## What needs to be done:
Could you return every one of the items below line for line, unchanged, but with the pictures left out?

## Information provided:
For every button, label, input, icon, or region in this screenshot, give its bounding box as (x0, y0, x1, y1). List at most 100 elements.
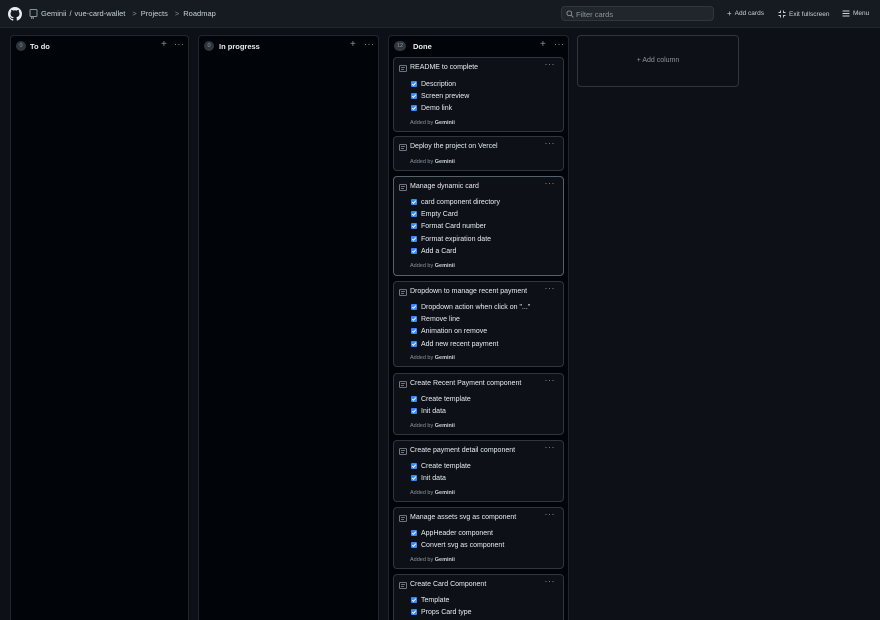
filter-cards-input[interactable] (576, 8, 710, 20)
task-item: Screen preview (411, 91, 469, 101)
search-icon (566, 10, 574, 18)
column-menu-dots-icon[interactable]: ··· (364, 39, 375, 49)
checked-checkbox[interactable] (411, 408, 417, 414)
card-title[interactable]: Manage assets svg as component (410, 514, 516, 521)
card-menu-dots-icon[interactable]: ··· (545, 178, 556, 188)
column-title: In progress (219, 42, 260, 51)
added-by-user[interactable]: Geminii (435, 355, 455, 361)
added-by-user[interactable]: Geminii (435, 120, 455, 126)
breadcrumb-chevron: > (132, 9, 137, 18)
added-by-user[interactable]: Geminii (435, 557, 455, 563)
added-by-prefix: Added by (410, 423, 434, 429)
added-by-user[interactable]: Geminii (435, 490, 455, 496)
column-menu-dots-icon[interactable]: ··· (554, 39, 565, 49)
card-deploy[interactable]: Deploy the project on Vercel ··· Added b… (393, 136, 564, 171)
checked-checkbox[interactable] (411, 248, 417, 254)
checked-checkbox[interactable] (411, 542, 417, 548)
checked-checkbox[interactable] (411, 81, 417, 87)
breadcrumb-project-name[interactable]: Roadmap (183, 9, 216, 18)
card-manage-dynamic-card[interactable]: Manage dynamic card ··· card component d… (393, 176, 564, 276)
checked-checkbox[interactable] (411, 93, 417, 99)
task-label: Screen preview (421, 92, 470, 100)
breadcrumb-projects-link[interactable]: Projects (141, 9, 168, 18)
add-column-label: + Add column (636, 57, 680, 64)
card-title[interactable]: Dropdown to manage recent payment (410, 288, 527, 295)
exit-fullscreen-button[interactable]: Exit fullscreen (778, 10, 829, 18)
exit-fullscreen-label: Exit fullscreen (789, 10, 830, 18)
checked-checkbox[interactable] (411, 236, 417, 242)
card-menu-dots-icon[interactable]: ··· (545, 59, 556, 69)
card-recent-payment-component[interactable]: Create Recent Payment component ··· Crea… (393, 373, 564, 435)
filter-cards-box[interactable] (561, 6, 714, 21)
added-by-prefix: Added by (410, 490, 434, 496)
task-label: Props Card type (421, 608, 472, 616)
card-payment-detail-component[interactable]: Create payment detail component ··· Crea… (393, 440, 564, 502)
task-label: Add new recent payment (421, 340, 499, 348)
checked-checkbox[interactable] (411, 463, 417, 469)
card-menu-dots-icon[interactable]: ··· (545, 509, 556, 519)
card-assets-svg-component[interactable]: Manage assets svg as component ··· AppHe… (393, 507, 564, 569)
task-label: Template (421, 596, 450, 604)
checked-checkbox[interactable] (411, 341, 417, 347)
card-create-card-component[interactable]: Create Card Component ··· Template Props… (393, 574, 564, 620)
card-title[interactable]: Create Card Component (410, 581, 486, 588)
add-cards-button[interactable]: + Add cards (727, 9, 764, 17)
note-icon (399, 289, 407, 296)
add-card-plus-icon[interactable]: + (350, 39, 356, 50)
card-title[interactable]: Create payment detail component (410, 447, 515, 454)
added-by-user[interactable]: Geminii (435, 263, 455, 269)
note-icon (399, 144, 407, 151)
note-icon (399, 184, 407, 191)
checked-checkbox[interactable] (411, 316, 417, 322)
top-bar: Geminii / vue-card-wallet > Projects > Roadmap… (0, 0, 880, 28)
checked-checkbox[interactable] (411, 105, 417, 111)
card-menu-dots-icon[interactable]: ··· (545, 576, 556, 586)
card-menu-dots-icon[interactable]: ··· (545, 442, 556, 452)
column-menu-dots-icon[interactable]: ··· (174, 39, 185, 49)
breadcrumb-separator: / (69, 9, 72, 18)
add-card-plus-icon[interactable]: + (540, 39, 546, 50)
checked-checkbox[interactable] (411, 530, 417, 536)
checked-checkbox[interactable] (411, 304, 417, 310)
github-logo-icon[interactable] (8, 7, 22, 21)
card-dropdown-recent-payment[interactable]: Dropdown to manage recent payment ··· Dr… (393, 281, 564, 367)
breadcrumb-repo-link[interactable]: vue-card-wallet (75, 9, 126, 18)
note-icon (399, 381, 407, 388)
card-title[interactable]: Create Recent Payment component (410, 380, 521, 387)
card-menu-dots-icon[interactable]: ··· (545, 138, 556, 148)
card-title[interactable]: Manage dynamic card (410, 183, 479, 190)
breadcrumb-owner-link[interactable]: Geminii (41, 9, 66, 18)
added-by-prefix: Added by (410, 159, 434, 165)
card-menu-dots-icon[interactable]: ··· (545, 375, 556, 385)
task-label: Add a Card (421, 247, 457, 255)
add-column-button[interactable]: + Add column (577, 35, 739, 87)
added-by-user[interactable]: Geminii (435, 159, 455, 165)
checked-checkbox[interactable] (411, 328, 417, 334)
add-card-plus-icon[interactable]: + (161, 39, 167, 50)
task-label: Create template (421, 395, 471, 403)
task-label: Format Card number (421, 222, 486, 230)
added-by-user[interactable]: Geminii (435, 423, 455, 429)
added-by-text: Added by Geminii (410, 423, 455, 429)
checked-checkbox[interactable] (411, 609, 417, 615)
task-label: Init data (421, 407, 446, 415)
column-header: 12 Done + ··· (389, 36, 568, 56)
menu-button[interactable]: Menu (842, 10, 869, 17)
checked-checkbox[interactable] (411, 223, 417, 229)
task-item: Props Card type (411, 607, 472, 617)
task-item: Format expiration date (411, 234, 491, 244)
column-done: 12 Done + ··· README to complete ··· Des… (388, 35, 569, 620)
note-icon (399, 65, 407, 72)
column-header: 0 In progress + ··· (199, 36, 378, 56)
checked-checkbox[interactable] (411, 199, 417, 205)
checked-checkbox[interactable] (411, 211, 417, 217)
card-readme[interactable]: README to complete ··· Description Scree… (393, 57, 564, 132)
checked-checkbox[interactable] (411, 396, 417, 402)
added-by-prefix: Added by (410, 120, 434, 126)
task-item: card component directory (411, 197, 500, 207)
checked-checkbox[interactable] (411, 597, 417, 603)
card-title[interactable]: Deploy the project on Vercel (410, 143, 498, 150)
checked-checkbox[interactable] (411, 475, 417, 481)
card-title[interactable]: README to complete (410, 64, 478, 71)
card-menu-dots-icon[interactable]: ··· (545, 283, 556, 293)
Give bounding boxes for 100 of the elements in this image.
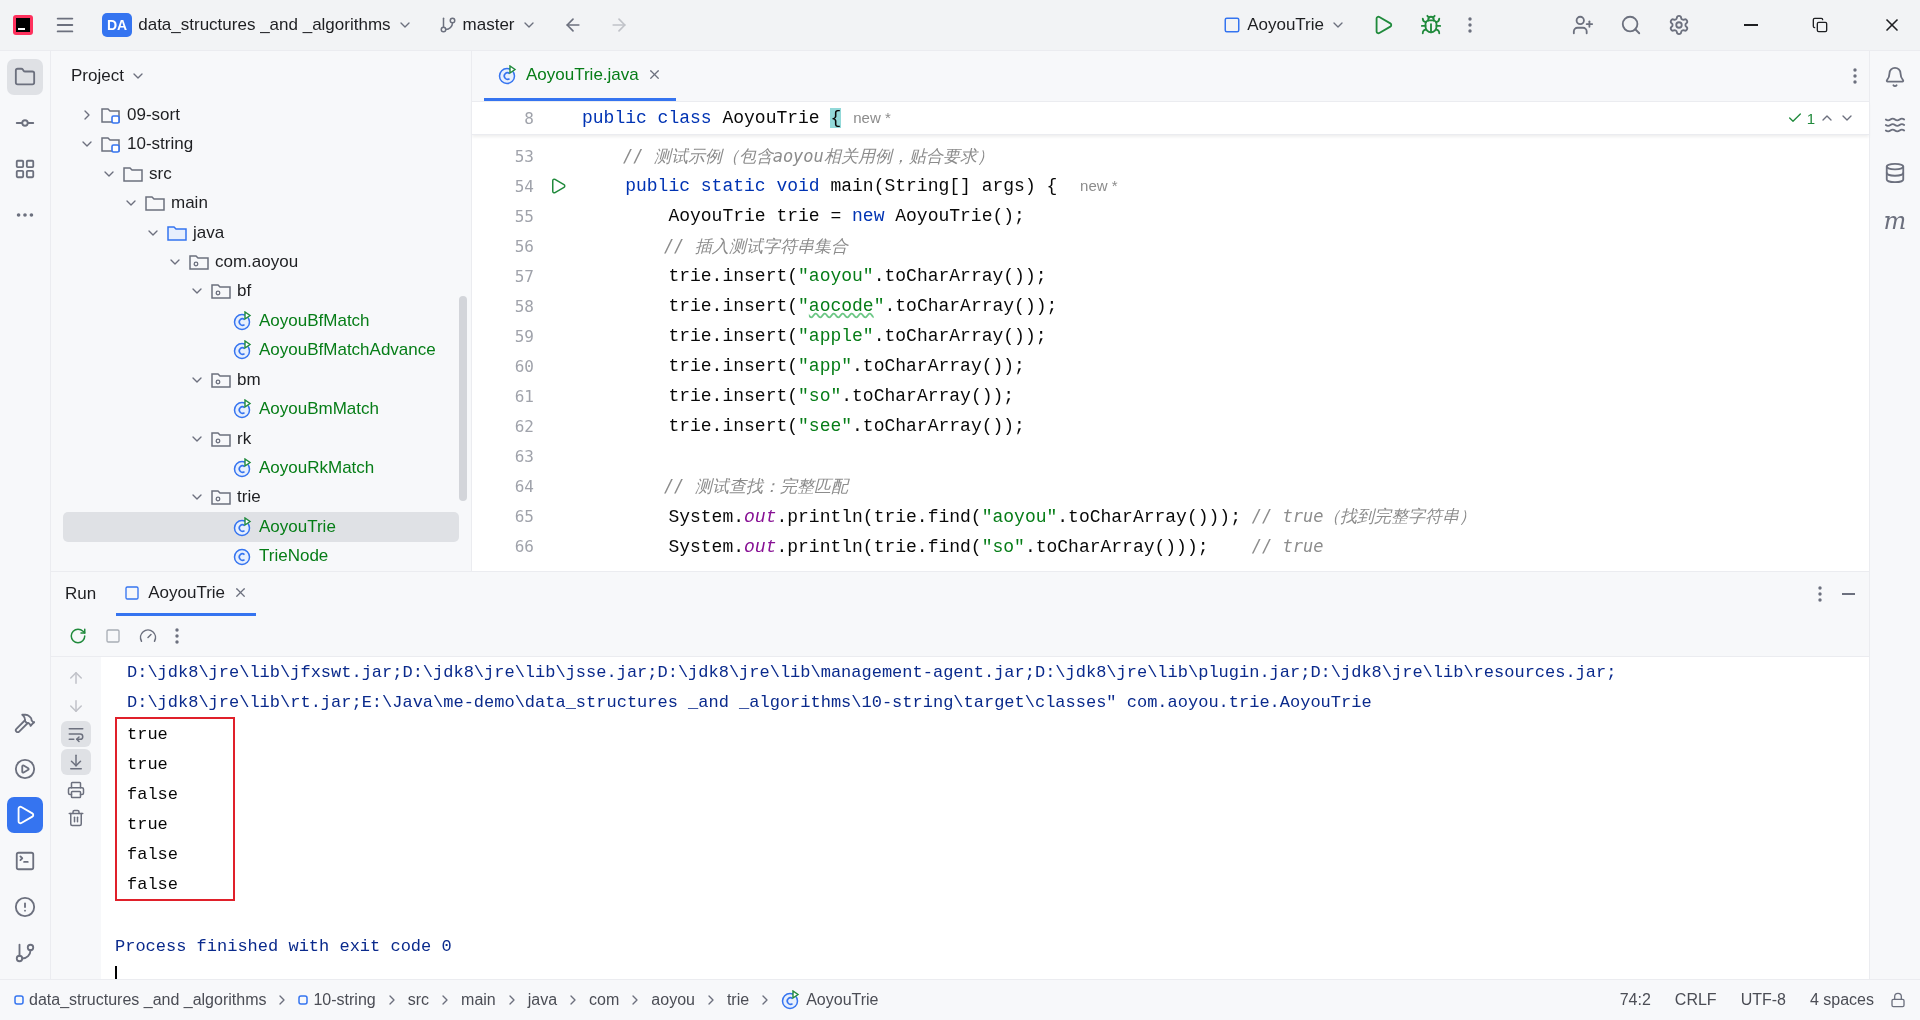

## Result of this task:
For every button, label, input, icon, or region in this screenshot, give its bounding box as (x0, y0, x1, y1). List at most 100 elements.
filter-cards-input[interactable] (576, 8, 710, 20)
task-item: Screen preview (411, 91, 469, 101)
search-icon (566, 10, 574, 18)
column-menu-dots-icon[interactable]: ··· (364, 39, 375, 49)
checked-checkbox[interactable] (411, 408, 417, 414)
card-title[interactable]: Manage assets svg as component (410, 514, 516, 521)
card-menu-dots-icon[interactable]: ··· (545, 178, 556, 188)
column-title: In progress (219, 42, 260, 51)
added-by-user[interactable]: Geminii (435, 355, 455, 361)
added-by-user[interactable]: Geminii (435, 120, 455, 126)
breadcrumb-chevron: > (132, 9, 137, 18)
added-by-user[interactable]: Geminii (435, 557, 455, 563)
added-by-prefix: Added by (410, 423, 434, 429)
added-by-user[interactable]: Geminii (435, 490, 455, 496)
column-menu-dots-icon[interactable]: ··· (554, 39, 565, 49)
card-deploy[interactable]: Deploy the project on Vercel ··· Added b… (393, 136, 564, 171)
checked-checkbox[interactable] (411, 248, 417, 254)
checked-checkbox[interactable] (411, 542, 417, 548)
checked-checkbox[interactable] (411, 81, 417, 87)
breadcrumb-project-name[interactable]: Roadmap (183, 9, 216, 18)
card-manage-dynamic-card[interactable]: Manage dynamic card ··· card component d… (393, 176, 564, 276)
checked-checkbox[interactable] (411, 93, 417, 99)
task-label: Screen preview (421, 92, 470, 100)
breadcrumb-projects-link[interactable]: Projects (141, 9, 168, 18)
add-column-label: + Add column (636, 57, 680, 64)
card-title[interactable]: Dropdown to manage recent payment (410, 288, 527, 295)
exit-fullscreen-button[interactable]: Exit fullscreen (778, 10, 829, 18)
exit-fullscreen-label: Exit fullscreen (789, 10, 830, 18)
checked-checkbox[interactable] (411, 236, 417, 242)
card-menu-dots-icon[interactable]: ··· (545, 59, 556, 69)
card-recent-payment-component[interactable]: Create Recent Payment component ··· Crea… (393, 373, 564, 435)
filter-cards-box[interactable] (561, 6, 714, 21)
added-by-prefix: Added by (410, 490, 434, 496)
task-label: Props Card type (421, 608, 472, 616)
card-payment-detail-component[interactable]: Create payment detail component ··· Crea… (393, 440, 564, 502)
task-label: Add new recent payment (421, 340, 499, 348)
checked-checkbox[interactable] (411, 463, 417, 469)
card-menu-dots-icon[interactable]: ··· (545, 509, 556, 519)
card-assets-svg-component[interactable]: Manage assets svg as component ··· AppHe… (393, 507, 564, 569)
task-label: Template (421, 596, 450, 604)
checked-checkbox[interactable] (411, 341, 417, 347)
card-create-card-component[interactable]: Create Card Component ··· Template Props… (393, 574, 564, 620)
card-title[interactable]: Create Card Component (410, 581, 486, 588)
add-cards-button[interactable]: + Add cards (727, 9, 764, 17)
note-icon (399, 289, 407, 296)
add-card-plus-icon[interactable]: + (350, 39, 356, 50)
card-title[interactable]: Create payment detail component (410, 447, 515, 454)
added-by-user[interactable]: Geminii (435, 263, 455, 269)
note-icon (399, 144, 407, 151)
note-icon (399, 184, 407, 191)
checked-checkbox[interactable] (411, 316, 417, 322)
top-bar: Geminii / vue-card-wallet > Projects > Roadmap… (0, 0, 880, 28)
checked-checkbox[interactable] (411, 105, 417, 111)
card-menu-dots-icon[interactable]: ··· (545, 576, 556, 586)
card-menu-dots-icon[interactable]: ··· (545, 442, 556, 452)
column-menu-dots-icon[interactable]: ··· (174, 39, 185, 49)
breadcrumb-separator: / (69, 9, 72, 18)
add-card-plus-icon[interactable]: + (540, 39, 546, 50)
checked-checkbox[interactable] (411, 530, 417, 536)
checked-checkbox[interactable] (411, 304, 417, 310)
github-logo-icon[interactable] (8, 7, 22, 21)
card-dropdown-recent-payment[interactable]: Dropdown to manage recent payment ··· Dr… (393, 281, 564, 367)
breadcrumb-repo-link[interactable]: vue-card-wallet (75, 9, 126, 18)
note-icon (399, 381, 407, 388)
card-title[interactable]: Create Recent Payment component (410, 380, 521, 387)
card-menu-dots-icon[interactable]: ··· (545, 138, 556, 148)
card-title[interactable]: Manage dynamic card (410, 183, 479, 190)
breadcrumb-owner-link[interactable]: Geminii (41, 9, 66, 18)
added-by-prefix: Added by (410, 159, 434, 165)
card-menu-dots-icon[interactable]: ··· (545, 375, 556, 385)
task-label: Add a Card (421, 247, 457, 255)
add-column-button[interactable]: + Add column (577, 35, 739, 87)
added-by-user[interactable]: Geminii (435, 159, 455, 165)
checked-checkbox[interactable] (411, 328, 417, 334)
add-card-plus-icon[interactable]: + (161, 39, 167, 50)
task-label: Create template (421, 395, 471, 403)
task-label: Format Card number (421, 222, 486, 230)
added-by-user[interactable]: Geminii (435, 423, 455, 429)
added-by-text: Added by Geminii (410, 423, 455, 429)
checked-checkbox[interactable] (411, 609, 417, 615)
task-label: Init data (421, 407, 446, 415)
column-header: 12 Done + ··· (389, 36, 568, 56)
menu-button[interactable]: Menu (842, 10, 869, 17)
checked-checkbox[interactable] (411, 223, 417, 229)
task-item: Props Card type (411, 607, 472, 617)
task-item: Format expiration date (411, 234, 491, 244)
column-done: 12 Done + ··· README to complete ··· Des… (388, 35, 569, 620)
note-icon (399, 65, 407, 72)
column-header: 0 In progress + ··· (199, 36, 378, 56)
checked-checkbox[interactable] (411, 199, 417, 205)
checked-checkbox[interactable] (411, 211, 417, 217)
card-readme[interactable]: README to complete ··· Description Scree… (393, 57, 564, 132)
checked-checkbox[interactable] (411, 396, 417, 402)
added-by-prefix: Added by (410, 120, 434, 126)
task-item: card component directory (411, 197, 500, 207)
checked-checkbox[interactable] (411, 597, 417, 603)
card-title[interactable]: Deploy the project on Vercel (410, 143, 498, 150)
checked-checkbox[interactable] (411, 475, 417, 481)
card-title[interactable]: README to complete (410, 64, 478, 71)
card-menu-dots-icon[interactable]: ··· (545, 283, 556, 293)
Give bounding boxes for 100 of the elements in this image.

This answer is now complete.